[Items listed in a dataset]
+++
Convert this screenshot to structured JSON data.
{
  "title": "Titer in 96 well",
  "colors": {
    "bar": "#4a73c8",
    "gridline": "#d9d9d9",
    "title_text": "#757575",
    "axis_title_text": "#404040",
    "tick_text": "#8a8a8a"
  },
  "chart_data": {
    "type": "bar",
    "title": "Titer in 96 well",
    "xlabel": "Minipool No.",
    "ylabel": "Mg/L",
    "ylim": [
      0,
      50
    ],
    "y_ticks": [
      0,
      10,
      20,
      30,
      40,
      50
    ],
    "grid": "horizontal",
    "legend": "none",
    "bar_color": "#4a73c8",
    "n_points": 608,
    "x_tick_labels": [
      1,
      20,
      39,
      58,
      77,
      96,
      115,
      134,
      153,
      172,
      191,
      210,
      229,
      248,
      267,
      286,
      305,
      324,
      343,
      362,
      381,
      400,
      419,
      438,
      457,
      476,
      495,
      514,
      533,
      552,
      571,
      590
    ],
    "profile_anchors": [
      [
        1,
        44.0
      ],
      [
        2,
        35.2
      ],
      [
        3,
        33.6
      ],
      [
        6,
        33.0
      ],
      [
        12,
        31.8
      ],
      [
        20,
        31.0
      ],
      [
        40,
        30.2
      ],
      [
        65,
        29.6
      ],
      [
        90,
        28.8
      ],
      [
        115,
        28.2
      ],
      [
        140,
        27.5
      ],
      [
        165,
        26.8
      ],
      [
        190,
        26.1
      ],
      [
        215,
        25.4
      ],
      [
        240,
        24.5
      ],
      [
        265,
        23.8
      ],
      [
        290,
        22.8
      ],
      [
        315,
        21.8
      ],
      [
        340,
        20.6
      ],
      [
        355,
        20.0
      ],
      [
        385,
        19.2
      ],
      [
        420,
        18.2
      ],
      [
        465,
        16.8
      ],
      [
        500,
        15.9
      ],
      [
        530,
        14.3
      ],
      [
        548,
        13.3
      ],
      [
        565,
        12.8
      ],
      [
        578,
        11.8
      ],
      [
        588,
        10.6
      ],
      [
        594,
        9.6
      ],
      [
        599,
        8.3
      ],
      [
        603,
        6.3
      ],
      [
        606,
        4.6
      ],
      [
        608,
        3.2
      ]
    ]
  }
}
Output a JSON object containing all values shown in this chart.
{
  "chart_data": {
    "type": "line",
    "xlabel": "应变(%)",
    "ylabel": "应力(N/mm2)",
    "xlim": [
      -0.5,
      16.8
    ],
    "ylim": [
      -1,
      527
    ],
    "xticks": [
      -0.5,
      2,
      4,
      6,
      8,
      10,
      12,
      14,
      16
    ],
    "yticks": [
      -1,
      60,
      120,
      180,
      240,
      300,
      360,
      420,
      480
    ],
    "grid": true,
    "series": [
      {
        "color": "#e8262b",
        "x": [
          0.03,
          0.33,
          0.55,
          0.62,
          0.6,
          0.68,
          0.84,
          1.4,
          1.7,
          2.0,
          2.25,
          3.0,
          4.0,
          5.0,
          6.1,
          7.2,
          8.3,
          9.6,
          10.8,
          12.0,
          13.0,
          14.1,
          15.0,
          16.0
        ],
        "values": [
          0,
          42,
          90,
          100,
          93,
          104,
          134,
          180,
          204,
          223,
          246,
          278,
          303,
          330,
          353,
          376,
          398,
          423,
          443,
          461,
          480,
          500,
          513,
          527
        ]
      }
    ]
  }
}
+++
Objective: Write out the whole listing again, exactly as it stands.

Result for this task:
Convert this screenshot to structured JSON data.
{
  "title": "Titer in 96 well",
  "colors": {
    "bar": "#4a73c8",
    "gridline": "#d9d9d9",
    "title_text": "#757575",
    "axis_title_text": "#404040",
    "tick_text": "#8a8a8a"
  },
  "chart_data": {
    "type": "bar",
    "title": "Titer in 96 well",
    "xlabel": "Minipool No.",
    "ylabel": "Mg/L",
    "ylim": [
      0,
      50
    ],
    "y_ticks": [
      0,
      10,
      20,
      30,
      40,
      50
    ],
    "grid": "horizontal",
    "legend": "none",
    "bar_color": "#4a73c8",
    "n_points": 608,
    "x_tick_labels": [
      1,
      20,
      39,
      58,
      77,
      96,
      115,
      134,
      153,
      172,
      191,
      210,
      229,
      248,
      267,
      286,
      305,
      324,
      343,
      362,
      381,
      400,
      419,
      438,
      457,
      476,
      495,
      514,
      533,
      552,
      571,
      590
    ],
    "profile_anchors": [
      [
        1,
        44.0
      ],
      [
        2,
        35.2
      ],
      [
        3,
        33.6
      ],
      [
        6,
        33.0
      ],
      [
        12,
        31.8
      ],
      [
        20,
        31.0
      ],
      [
        40,
        30.2
      ],
      [
        65,
        29.6
      ],
      [
        90,
        28.8
      ],
      [
        115,
        28.2
      ],
      [
        140,
        27.5
      ],
      [
        165,
        26.8
      ],
      [
        190,
        26.1
      ],
      [
        215,
        25.4
      ],
      [
        240,
        24.5
      ],
      [
        265,
        23.8
      ],
      [
        290,
        22.8
      ],
      [
        315,
        21.8
      ],
      [
        340,
        20.6
      ],
      [
        355,
        20.0
      ],
      [
        385,
        19.2
      ],
      [
        420,
        18.2
      ],
      [
        465,
        16.8
      ],
      [
        500,
        15.9
      ],
      [
        530,
        14.3
      ],
      [
        548,
        13.3
      ],
      [
        565,
        12.8
      ],
      [
        578,
        11.8
      ],
      [
        588,
        10.6
      ],
      [
        594,
        9.6
      ],
      [
        599,
        8.3
      ],
      [
        603,
        6.3
      ],
      [
        606,
        4.6
      ],
      [
        608,
        3.2
      ]
    ]
  }
}
Output a JSON object containing all values shown in this chart.
{
  "chart_data": {
    "type": "line",
    "xlabel": "应变(%)",
    "ylabel": "应力(N/mm2)",
    "xlim": [
      -0.5,
      16.8
    ],
    "ylim": [
      -1,
      527
    ],
    "xticks": [
      -0.5,
      2,
      4,
      6,
      8,
      10,
      12,
      14,
      16
    ],
    "yticks": [
      -1,
      60,
      120,
      180,
      240,
      300,
      360,
      420,
      480
    ],
    "grid": true,
    "series": [
      {
        "color": "#e8262b",
        "x": [
          0.03,
          0.33,
          0.55,
          0.62,
          0.6,
          0.68,
          0.84,
          1.4,
          1.7,
          2.0,
          2.25,
          3.0,
          4.0,
          5.0,
          6.1,
          7.2,
          8.3,
          9.6,
          10.8,
          12.0,
          13.0,
          14.1,
          15.0,
          16.0
        ],
        "values": [
          0,
          42,
          90,
          100,
          93,
          104,
          134,
          180,
          204,
          223,
          246,
          278,
          303,
          330,
          353,
          376,
          398,
          423,
          443,
          461,
          480,
          500,
          513,
          527
        ]
      }
    ]
  }
}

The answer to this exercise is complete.